### Passage to read
____________

= Call and response =

Speaker-audience interaction

Call and response is a form of interaction between a speaker and an audience in which the speaker's statements ("calls") are punctuated by responses from the listeners, for example in protest gatherings and marches where calls such as "what do we want?" and "when do we want it?" form a vehicle for promoting the issue underlying the protest. This form is also used in music, where it falls under the general category of antiphony.

==African cultures==
In some African cultures, call-and-response is a widespread pattern of democratic participation—in public gatherings, in the discussion of civic affairs, in religious rituals, as well as in vocal and instrumental musical expression (see call and response in music). African bondsmen and bondswomen in the Americas continued this practice over the centuries in various forms of expression—in religious observance; public gatherings; even in children's rhymes; and, most notably, in music in its multiple forms: blues, gospel, rhythm and blues, soul, jazz, hip-hop and go-go. Many work songs sung on plantations by enslaved men and women also incorporate the call and response format. Enslaved Africans in America carried this practice into work songs, ring outs where “leaders” created random chants to be answered by the group, creating cohesion between the workers. African-American women work songs incorporate the call and response format, a format that fosters dialogue. In contemporary African-American worship services, where call and response is pervasive, a pastor will call out to his congregants to engage an enthusiastic response. For example "Can I get an Amen?" or "Raise your hands and give Him praise!"

Call and response is derived from the historical African roots that served as the foundation for African American cultural traditions. The call and response format became a diasporic tradition, and it was part of Africans and African Americans creating a new, unique tradition in the United States.

While slave masters encouraged conversion of slaves to Christianity, African slaves still practiced their own form of religious celebration, which was called Slave Christianity. But antiphony, a kind of call and response in Anglican worship, was also part of formal services in the South for centuries. African Americans put that tradition to their own use, as well as picking themes from Christianity that meant the most to them.

____________

### Given instruction 1
Decide whether each statement below agrees with the passage on call and response. Answer yes or no for each, and quote the exact words from the passage that decide it.
(a) In music, call and response falls under the general category of antiphony.
(b) Antiphony had no place in formal services in the South.
(c) Slave masters discouraged the conversion of slaves to Christianity.
### Given instruction 2
Pick up the passage on call and response after its final sentence and continue it.

### Records supplied
____________

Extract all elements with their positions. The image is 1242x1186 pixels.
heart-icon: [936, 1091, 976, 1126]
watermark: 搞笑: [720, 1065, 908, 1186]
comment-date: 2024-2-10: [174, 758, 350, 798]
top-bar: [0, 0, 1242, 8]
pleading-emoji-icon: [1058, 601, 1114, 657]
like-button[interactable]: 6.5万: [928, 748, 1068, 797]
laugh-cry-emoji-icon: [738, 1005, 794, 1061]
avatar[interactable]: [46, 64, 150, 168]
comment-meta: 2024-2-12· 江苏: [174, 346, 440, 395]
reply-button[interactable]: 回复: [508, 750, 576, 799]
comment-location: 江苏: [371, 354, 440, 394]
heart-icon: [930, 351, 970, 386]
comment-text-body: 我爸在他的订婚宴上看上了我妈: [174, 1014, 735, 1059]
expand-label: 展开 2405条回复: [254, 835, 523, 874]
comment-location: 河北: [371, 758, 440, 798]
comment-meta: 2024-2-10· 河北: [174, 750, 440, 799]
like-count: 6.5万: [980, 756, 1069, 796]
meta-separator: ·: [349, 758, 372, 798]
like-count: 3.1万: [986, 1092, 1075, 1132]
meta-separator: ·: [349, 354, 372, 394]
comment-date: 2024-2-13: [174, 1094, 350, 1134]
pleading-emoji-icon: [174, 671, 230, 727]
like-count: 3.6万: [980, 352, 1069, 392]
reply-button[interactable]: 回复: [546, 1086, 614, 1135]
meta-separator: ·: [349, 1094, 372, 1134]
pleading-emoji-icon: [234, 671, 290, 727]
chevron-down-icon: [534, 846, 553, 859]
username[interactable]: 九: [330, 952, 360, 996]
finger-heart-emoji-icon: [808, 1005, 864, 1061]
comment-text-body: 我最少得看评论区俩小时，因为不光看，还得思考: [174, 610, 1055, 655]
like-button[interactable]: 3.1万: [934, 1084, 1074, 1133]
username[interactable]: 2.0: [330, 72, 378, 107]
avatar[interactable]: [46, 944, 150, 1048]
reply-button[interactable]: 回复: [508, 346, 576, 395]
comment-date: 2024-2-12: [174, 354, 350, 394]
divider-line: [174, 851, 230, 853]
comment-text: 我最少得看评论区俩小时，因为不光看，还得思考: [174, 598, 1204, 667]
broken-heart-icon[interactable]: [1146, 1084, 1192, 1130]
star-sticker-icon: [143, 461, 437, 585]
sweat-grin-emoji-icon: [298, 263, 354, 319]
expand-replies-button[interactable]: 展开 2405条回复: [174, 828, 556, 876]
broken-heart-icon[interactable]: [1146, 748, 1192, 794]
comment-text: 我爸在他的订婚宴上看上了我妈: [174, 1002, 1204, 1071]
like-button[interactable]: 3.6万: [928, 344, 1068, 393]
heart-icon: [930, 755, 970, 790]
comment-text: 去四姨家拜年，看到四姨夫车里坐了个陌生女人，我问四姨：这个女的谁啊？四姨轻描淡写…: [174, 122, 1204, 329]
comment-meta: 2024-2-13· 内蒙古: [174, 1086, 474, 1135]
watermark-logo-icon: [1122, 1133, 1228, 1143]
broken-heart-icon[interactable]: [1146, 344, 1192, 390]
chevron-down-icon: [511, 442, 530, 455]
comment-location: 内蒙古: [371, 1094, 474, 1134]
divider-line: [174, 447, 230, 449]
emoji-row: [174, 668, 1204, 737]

____________

### Result 1
(a) Yes: "This form is also used in music, where it falls under the general category of antiphony."
(b) No: "But antiphony, a kind of call and response in Anglican worship, was also part of formal services in the South for centuries."
(c) No: "While slave masters encouraged conversion of slaves to Christianity"

### Result 2
== Exploring call and response in Black Girls Game Song ==
Black Girls Game Song is a form of musical expression and cultural tradition that emerged from the African diaspora and continues to evolve in modern society.

Rooted in the experiences of Black girls and women, their game songs encompass a diverse range of practices, including hand clapping, cheers, double-dutch jump rope chants, and other forms of music making. In their playful pursuits, African-American girls demonstrate a fundamental complement of Black music-making: syncopated rhythms and intricate percussion ignite hand-clapping and foot stomping; call-and-response patterns that define the interplay of linguistic and musical doing between their voices and bodies during group play; and a strong emphasis on percussive elements permeates their singing or chanting. Through their playful activities, girls engage in a form of embodied storytelling. This play acts as a practice and performance, akin to mnemonic rituals, that contribute to the ongoing development of African American and Black musical identities.

Researchers have noted that these expressions provide a means for the Black community to address social frustrations and reflect historical experiences of racial injustices.

== See also ==
- Human microphone
- Marco Polo (game)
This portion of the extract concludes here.